> **Extracted records**:
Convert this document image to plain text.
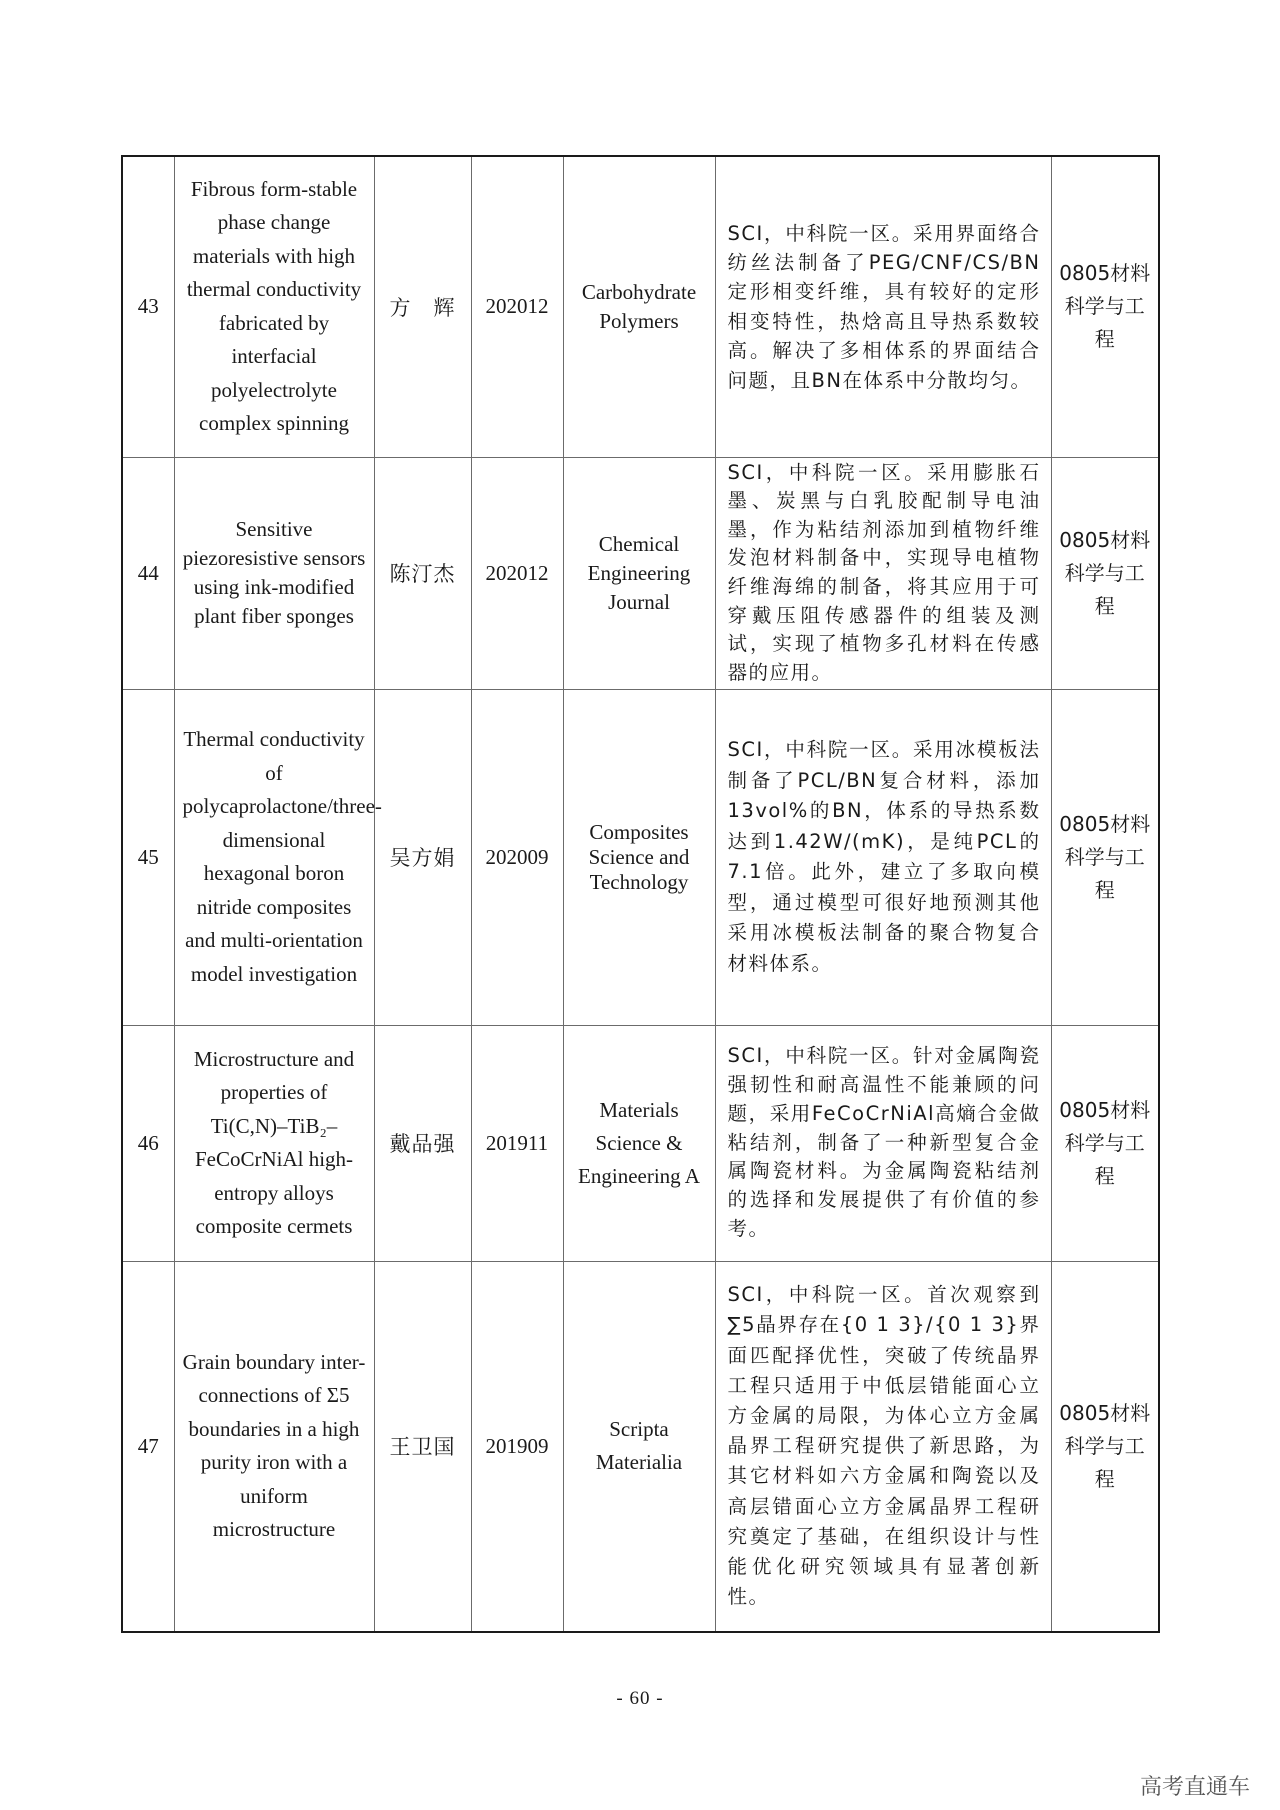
43	Fibrous form-stable phase change materials with high thermal conductivity fabricated by interfacial polyelectrolyte complex spinning	方　辉	202012	Carbohydrate Polymers	SCI，中科院一区。采用界面络合纺丝法制备了PEG/CNF/CS/BN定形相变纤维，具有较好的定形相变特性，热焓高且导热系数较高。解决了多相体系的界面结合问题，且BN在体系中分散均匀。	0805材料科学与工程

44	Sensitive piezoresistive sensors using ink-modified plant fiber sponges	陈汀杰	202012	Chemical Engineering Journal	SCI，中科院一区。采用膨胀石墨、炭黑与白乳胶配制导电油墨，作为粘结剂添加到植物纤维发泡材料制备中，实现导电植物纤维海绵的制备，将其应用于可穿戴压阻传感器件的组装及测试，实现了植物多孔材料在传感器的应用。	0805材料科学与工程

45	Thermal conductivity of polycaprolactone/three-dimensional hexagonal boron nitride composites and multi-orientation model investigation	吴方娟	202009	Composites Science and Technology	SCI，中科院一区。采用冰模板法制备了PCL/BN复合材料，添加13vol%的BN，体系的导热系数达到1.42W/(mK)，是纯PCL的7.1倍。此外，建立了多取向模型，通过模型可很好地预测其他采用冰模板法制备的聚合物复合材料体系。	0805材料科学与工程

46	Microstructure and properties of Ti(C,N)–TiB₂–FeCoCrNiAl high-entropy alloys composite cermets	戴品强	201911	Materials Science & Engineering A	SCI，中科院一区。针对金属陶瓷强韧性和耐高温性不能兼顾的问题，采用FeCoCrNiAl高熵合金做粘结剂，制备了一种新型复合金属陶瓷材料。为金属陶瓷粘结剂的选择和发展提供了有价值的参考。	0805材料科学与工程

47	Grain boundary inter-connections of Σ5 boundaries in a high purity iron with a uniform microstructure	王卫国	201909	Scripta Materialia	SCI，中科院一区。首次观察到∑5晶界存在{0 1 3}/{0 1 3}界面匹配择优性，突破了传统晶界工程只适用于中低层错能面心立方金属的局限，为体心立方金属晶界工程研究提供了新思路，为其它材料如六方金属和陶瓷以及高层错面心立方金属晶界工程研究奠定了基础，在组织设计与性能优化研究领域具有显著创新性。	0805材料科学与工程
- 60 -
高考直通车
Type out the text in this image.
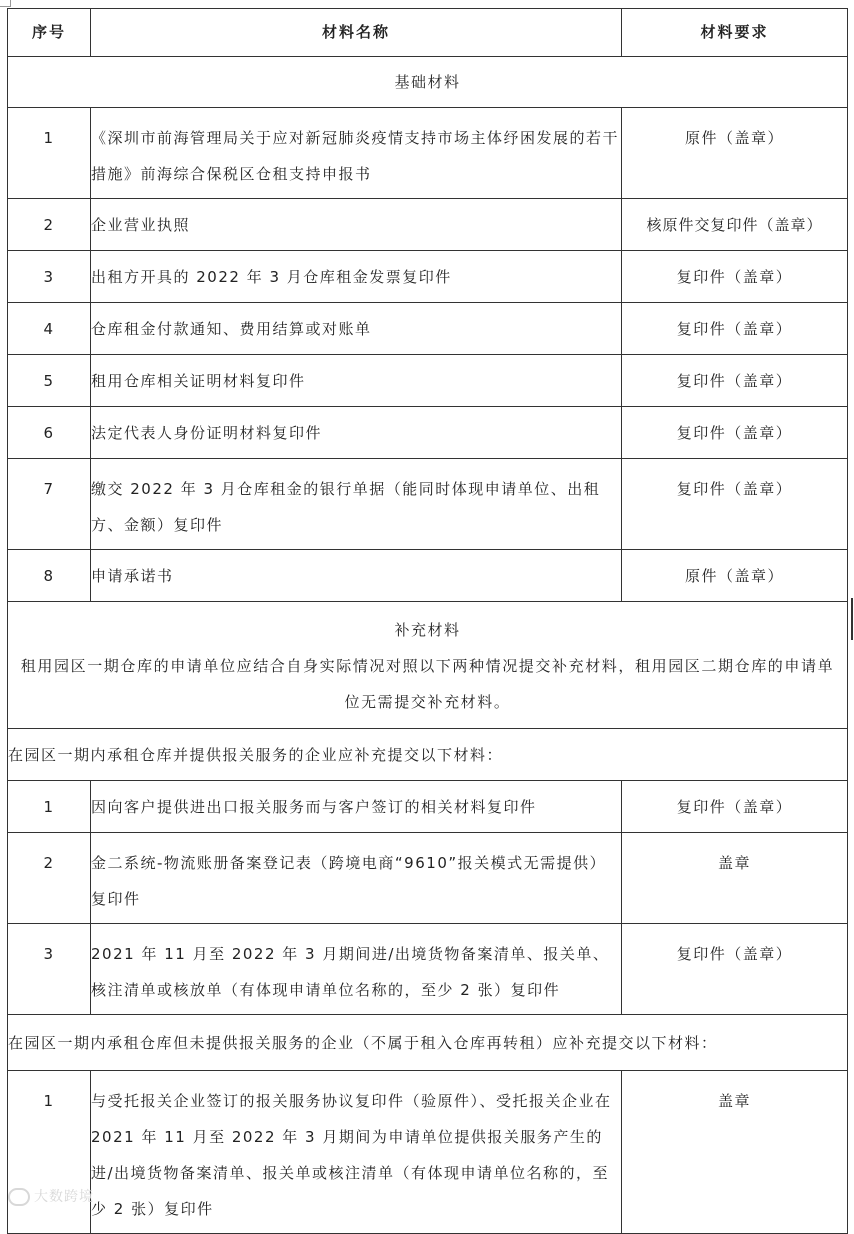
序号	材料名称	材料要求
基础材料		
1	《深圳市前海管理局关于应对新冠肺炎疫情支持市场主体纾困发展的若干措施》前海综合保税区仓租支持申报书	原件（盖章）
2	企业营业执照	核原件交复印件（盖章）
3	出租方开具的 2022 年 3 月仓库租金发票复印件	复印件（盖章）
4	仓库租金付款通知、费用结算或对账单	复印件（盖章）
5	租用仓库相关证明材料复印件	复印件（盖章）
6	法定代表人身份证明材料复印件	复印件（盖章）
7	缴交 2022 年 3 月仓库租金的银行单据（能同时体现申请单位、出租方、金额）复印件	复印件（盖章）
8	申请承诺书	原件（盖章）

补充材料
租用园区一期仓库的申请单位应结合自身实际情况对照以下两种情况提交补充材料，租用园区二期仓库的申请单位无需提交补充材料。		

在园区一期内承租仓库并提供报关服务的企业应补充提交以下材料：		
1	因向客户提供进出口报关服务而与客户签订的相关材料复印件	复印件（盖章）
2	金二系统-物流账册备案登记表（跨境电商“9610”报关模式无需提供）复印件	盖章
3	2021 年 11 月至 2022 年 3 月期间进/出境货物备案清单、报关单、核注清单或核放单（有体现申请单位名称的，至少 2 张）复印件	复印件（盖章）
在园区一期内承租仓库但未提供报关服务的企业（不属于租入仓库再转租）应补充提交以下材料：		
1	与受托报关企业签订的报关服务协议复印件（验原件）、受托报关企业在 2021 年 11 月至 2022 年 3 月期间为申请单位提供报关服务产生的进/出境货物备案清单、报关单或核注清单（有体现申请单位名称的，至少 2 张）复印件	盖章
大数跨境
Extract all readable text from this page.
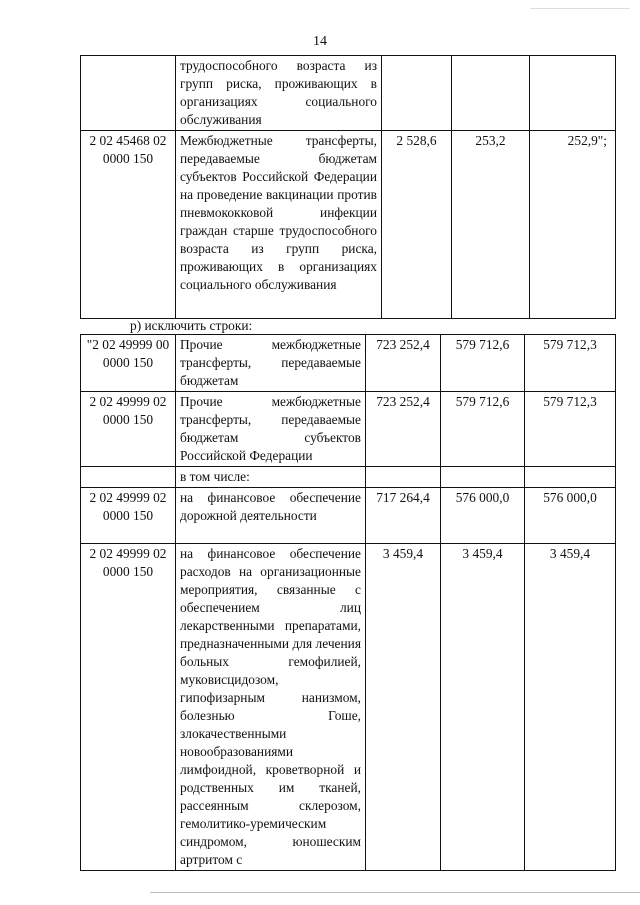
14
	трудоспособного возраста из групп риска, проживающих в организациях социального обслуживания			
2 02 45468 02 0000 150	Межбюджетные трансферты, передаваемые бюджетам субъектов Российской Федерации на проведение вакцинации против пневмококковой инфекции граждан старше трудоспособного возраста из групп риска, проживающих в организациях социального обслуживания	2 528,6	253,2	252,9";
р) исключить строки:
"2 02 49999 00 0000 150	Прочие межбюджетные трансферты, передаваемые бюджетам	723 252,4	579 712,6	579 712,3
2 02 49999 02 0000 150	Прочие межбюджетные трансферты, передаваемые бюджетам субъектов Российской Федерации	723 252,4	579 712,6	579 712,3
	в том числе:			
2 02 49999 02 0000 150	на финансовое обеспечение дорожной деятельности	717 264,4	576 000,0	576 000,0
2 02 49999 02 0000 150	на финансовое обеспечение расходов на организационные мероприятия, связанные с обеспечением лиц лекарственными препаратами, предназначенными для лечения больных гемофилией, муковисцидозом, гипофизарным нанизмом, болезнью Гоше, злокачественными новообразованиями лимфоидной, кроветворной и родственных им тканей, рассеянным склерозом, гемолитико-уремическим синдромом, юношеским артритом с	3 459,4	3 459,4	3 459,4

> **Given exercise**: Write down every line of the data above that includes the string "text".

> **Response to this exercise**:
Convert this document image to plain text.
Type out the text in this image.
Extract all readable text from this page.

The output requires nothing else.